Entries:
-----

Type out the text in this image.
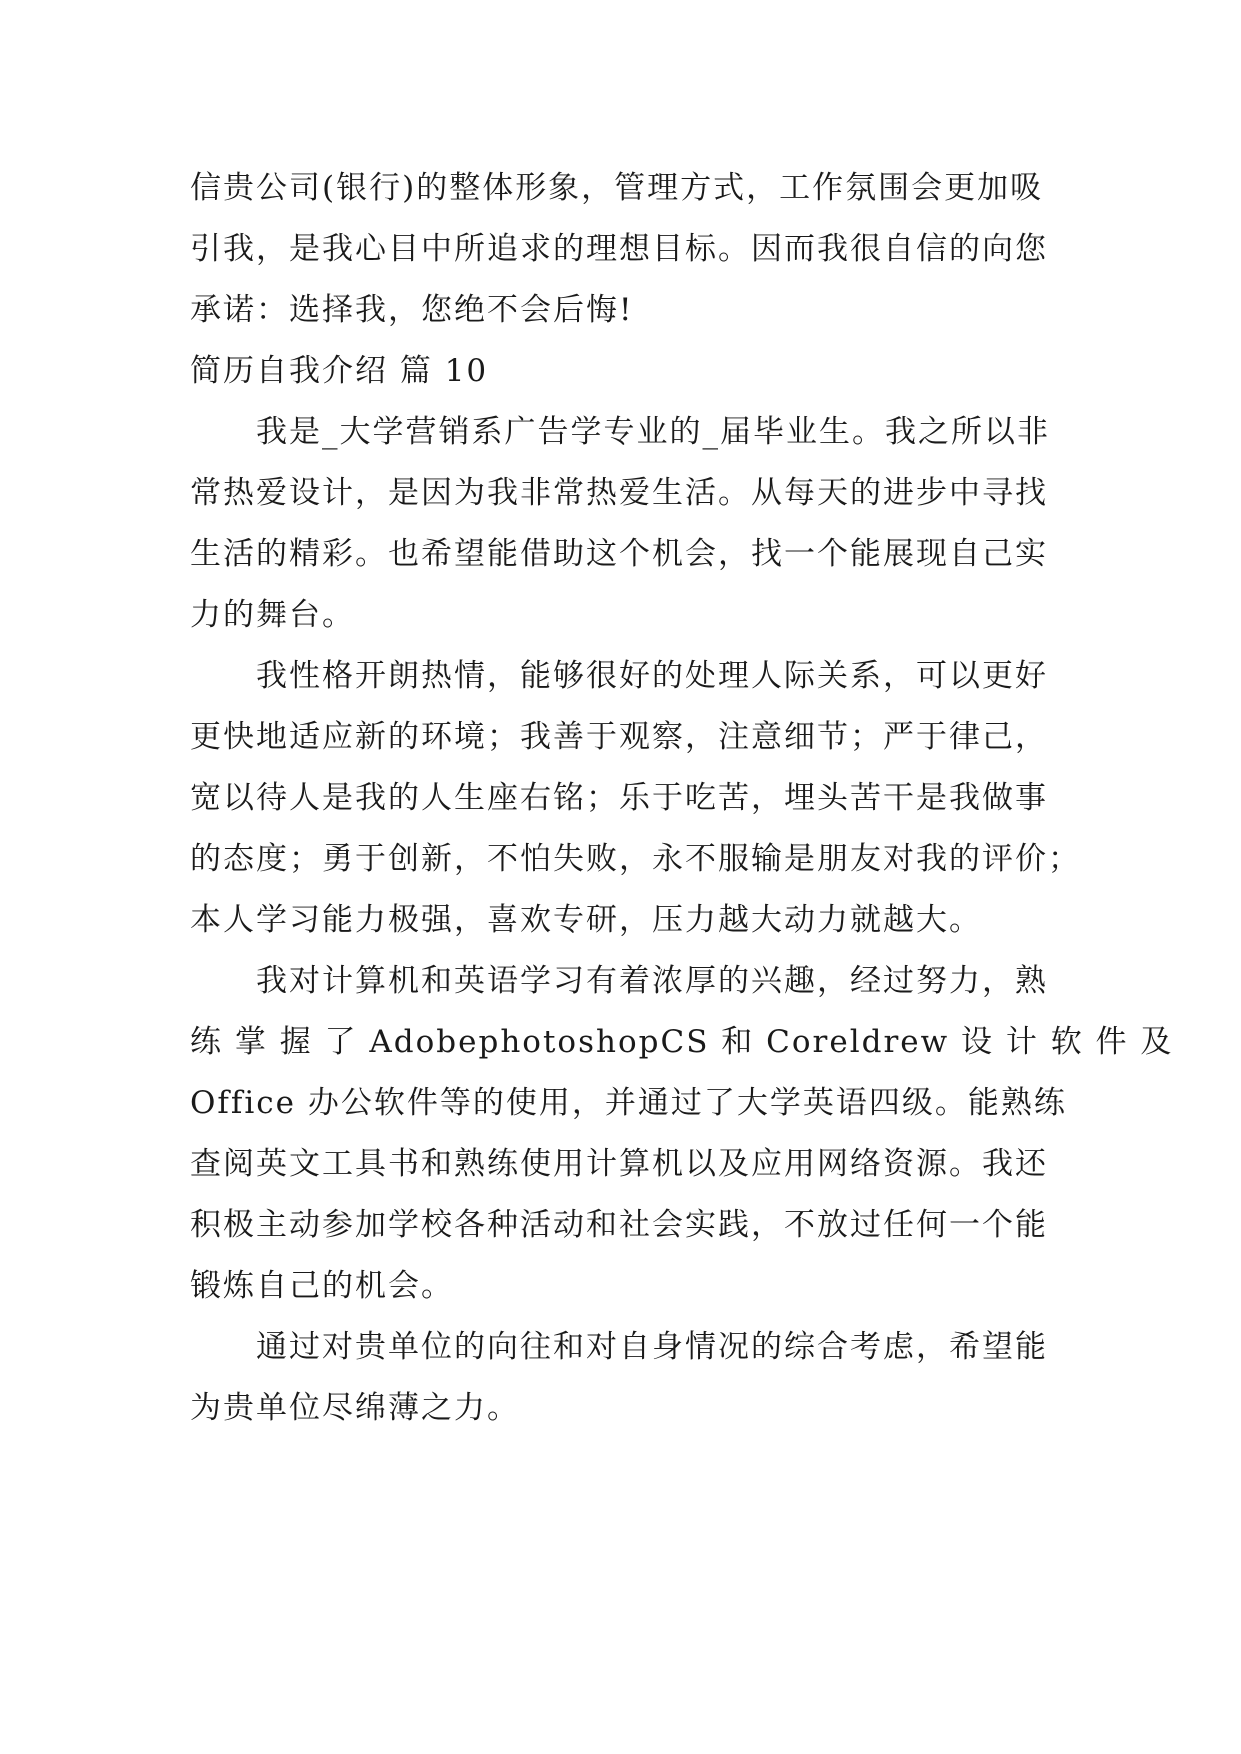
信贵公司(银行)的整体形象，管理方式，工作氛围会更加吸
引我，是我心目中所追求的理想目标。因而我很自信的向您
承诺：选择我，您绝不会后悔!
简历自我介绍 篇 10
我是_大学营销系广告学专业的_届毕业生。我之所以非
常热爱设计，是因为我非常热爱生活。从每天的进步中寻找
生活的精彩。也希望能借助这个机会，找一个能展现自己实
力的舞台。
我性格开朗热情，能够很好的处理人际关系，可以更好
更快地适应新的环境；我善于观察，注意细节；严于律己，
宽以待人是我的人生座右铭；乐于吃苦，埋头苦干是我做事
的态度；勇于创新，不怕失败，永不服输是朋友对我的评价；
本人学习能力极强，喜欢专研，压力越大动力就越大。
我对计算机和英语学习有着浓厚的兴趣，经过努力，熟
练 掌 握 了 AdobephotoshopCS 和 Coreldrew 设 计 软 件 及
Office 办公软件等的使用，并通过了大学英语四级。能熟练
查阅英文工具书和熟练使用计算机以及应用网络资源。我还
积极主动参加学校各种活动和社会实践，不放过任何一个能
锻炼自己的机会。
通过对贵单位的向往和对自身情况的综合考虑，希望能
为贵单位尽绵薄之力。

-----

Exercise description: Write out all the entries again, word for word, and print no images.

Full output:
Type out the text in this image.
信贵公司(银行)的整体形象，管理方式，工作氛围会更加吸
引我，是我心目中所追求的理想目标。因而我很自信的向您
承诺：选择我，您绝不会后悔!
简历自我介绍 篇 10
我是_大学营销系广告学专业的_届毕业生。我之所以非
常热爱设计，是因为我非常热爱生活。从每天的进步中寻找
生活的精彩。也希望能借助这个机会，找一个能展现自己实
力的舞台。
我性格开朗热情，能够很好的处理人际关系，可以更好
更快地适应新的环境；我善于观察，注意细节；严于律己，
宽以待人是我的人生座右铭；乐于吃苦，埋头苦干是我做事
的态度；勇于创新，不怕失败，永不服输是朋友对我的评价；
本人学习能力极强，喜欢专研，压力越大动力就越大。
我对计算机和英语学习有着浓厚的兴趣，经过努力，熟
练 掌 握 了 AdobephotoshopCS 和 Coreldrew 设 计 软 件 及
Office 办公软件等的使用，并通过了大学英语四级。能熟练
查阅英文工具书和熟练使用计算机以及应用网络资源。我还
积极主动参加学校各种活动和社会实践，不放过任何一个能
锻炼自己的机会。
通过对贵单位的向往和对自身情况的综合考虑，希望能
为贵单位尽绵薄之力。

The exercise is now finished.